» Given instruction
Write the material out again, line by line, exactly as it is.

Collection entries:
'''

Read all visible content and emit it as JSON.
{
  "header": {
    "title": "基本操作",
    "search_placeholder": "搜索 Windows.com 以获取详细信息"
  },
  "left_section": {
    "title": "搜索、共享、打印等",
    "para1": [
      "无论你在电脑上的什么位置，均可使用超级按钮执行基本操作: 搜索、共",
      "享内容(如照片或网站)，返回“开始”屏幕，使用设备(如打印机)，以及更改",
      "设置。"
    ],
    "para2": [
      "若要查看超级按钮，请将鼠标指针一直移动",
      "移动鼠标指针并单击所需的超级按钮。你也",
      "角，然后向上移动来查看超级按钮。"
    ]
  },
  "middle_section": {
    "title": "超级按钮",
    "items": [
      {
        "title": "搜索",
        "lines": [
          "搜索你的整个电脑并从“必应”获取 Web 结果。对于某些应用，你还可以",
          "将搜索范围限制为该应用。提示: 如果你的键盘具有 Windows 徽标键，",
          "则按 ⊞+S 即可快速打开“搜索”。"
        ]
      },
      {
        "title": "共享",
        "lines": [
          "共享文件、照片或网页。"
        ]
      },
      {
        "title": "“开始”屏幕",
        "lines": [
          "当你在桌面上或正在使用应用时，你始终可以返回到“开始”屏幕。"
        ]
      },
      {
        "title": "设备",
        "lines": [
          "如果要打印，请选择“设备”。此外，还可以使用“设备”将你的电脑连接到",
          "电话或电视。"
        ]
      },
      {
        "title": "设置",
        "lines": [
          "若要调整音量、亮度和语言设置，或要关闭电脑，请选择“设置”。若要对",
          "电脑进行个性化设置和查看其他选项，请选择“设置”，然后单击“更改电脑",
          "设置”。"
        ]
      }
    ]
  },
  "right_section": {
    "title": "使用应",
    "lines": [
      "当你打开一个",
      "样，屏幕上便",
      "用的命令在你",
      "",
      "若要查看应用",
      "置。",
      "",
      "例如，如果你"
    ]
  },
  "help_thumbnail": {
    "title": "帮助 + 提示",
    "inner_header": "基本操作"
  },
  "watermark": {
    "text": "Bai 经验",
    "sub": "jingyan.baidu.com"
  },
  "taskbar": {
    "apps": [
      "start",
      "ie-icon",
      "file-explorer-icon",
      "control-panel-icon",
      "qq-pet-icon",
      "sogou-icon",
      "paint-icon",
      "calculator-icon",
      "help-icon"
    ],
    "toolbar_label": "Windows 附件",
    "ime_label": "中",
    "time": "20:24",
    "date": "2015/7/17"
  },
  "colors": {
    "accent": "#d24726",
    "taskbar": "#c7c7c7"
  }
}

'''

» Task result
Read all visible content and emit it as JSON.
{
  "header": {
    "title": "基本操作",
    "search_placeholder": "搜索 Windows.com 以获取详细信息"
  },
  "left_section": {
    "title": "搜索、共享、打印等",
    "para1": [
      "无论你在电脑上的什么位置，均可使用超级按钮执行基本操作: 搜索、共",
      "享内容(如照片或网站)，返回“开始”屏幕，使用设备(如打印机)，以及更改",
      "设置。"
    ],
    "para2": [
      "若要查看超级按钮，请将鼠标指针一直移动",
      "移动鼠标指针并单击所需的超级按钮。你也",
      "角，然后向上移动来查看超级按钮。"
    ]
  },
  "middle_section": {
    "title": "超级按钮",
    "items": [
      {
        "title": "搜索",
        "lines": [
          "搜索你的整个电脑并从“必应”获取 Web 结果。对于某些应用，你还可以",
          "将搜索范围限制为该应用。提示: 如果你的键盘具有 Windows 徽标键，",
          "则按 ⊞+S 即可快速打开“搜索”。"
        ]
      },
      {
        "title": "共享",
        "lines": [
          "共享文件、照片或网页。"
        ]
      },
      {
        "title": "“开始”屏幕",
        "lines": [
          "当你在桌面上或正在使用应用时，你始终可以返回到“开始”屏幕。"
        ]
      },
      {
        "title": "设备",
        "lines": [
          "如果要打印，请选择“设备”。此外，还可以使用“设备”将你的电脑连接到",
          "电话或电视。"
        ]
      },
      {
        "title": "设置",
        "lines": [
          "若要调整音量、亮度和语言设置，或要关闭电脑，请选择“设置”。若要对",
          "电脑进行个性化设置和查看其他选项，请选择“设置”，然后单击“更改电脑",
          "设置”。"
        ]
      }
    ]
  },
  "right_section": {
    "title": "使用应",
    "lines": [
      "当你打开一个",
      "样，屏幕上便",
      "用的命令在你",
      "",
      "若要查看应用",
      "置。",
      "",
      "例如，如果你"
    ]
  },
  "help_thumbnail": {
    "title": "帮助 + 提示",
    "inner_header": "基本操作"
  },
  "watermark": {
    "text": "Bai 经验",
    "sub": "jingyan.baidu.com"
  },
  "taskbar": {
    "apps": [
      "start",
      "ie-icon",
      "file-explorer-icon",
      "control-panel-icon",
      "qq-pet-icon",
      "sogou-icon",
      "paint-icon",
      "calculator-icon",
      "help-icon"
    ],
    "toolbar_label": "Windows 附件",
    "ime_label": "中",
    "time": "20:24",
    "date": "2015/7/17"
  },
  "colors": {
    "accent": "#d24726",
    "taskbar": "#c7c7c7"
  }
}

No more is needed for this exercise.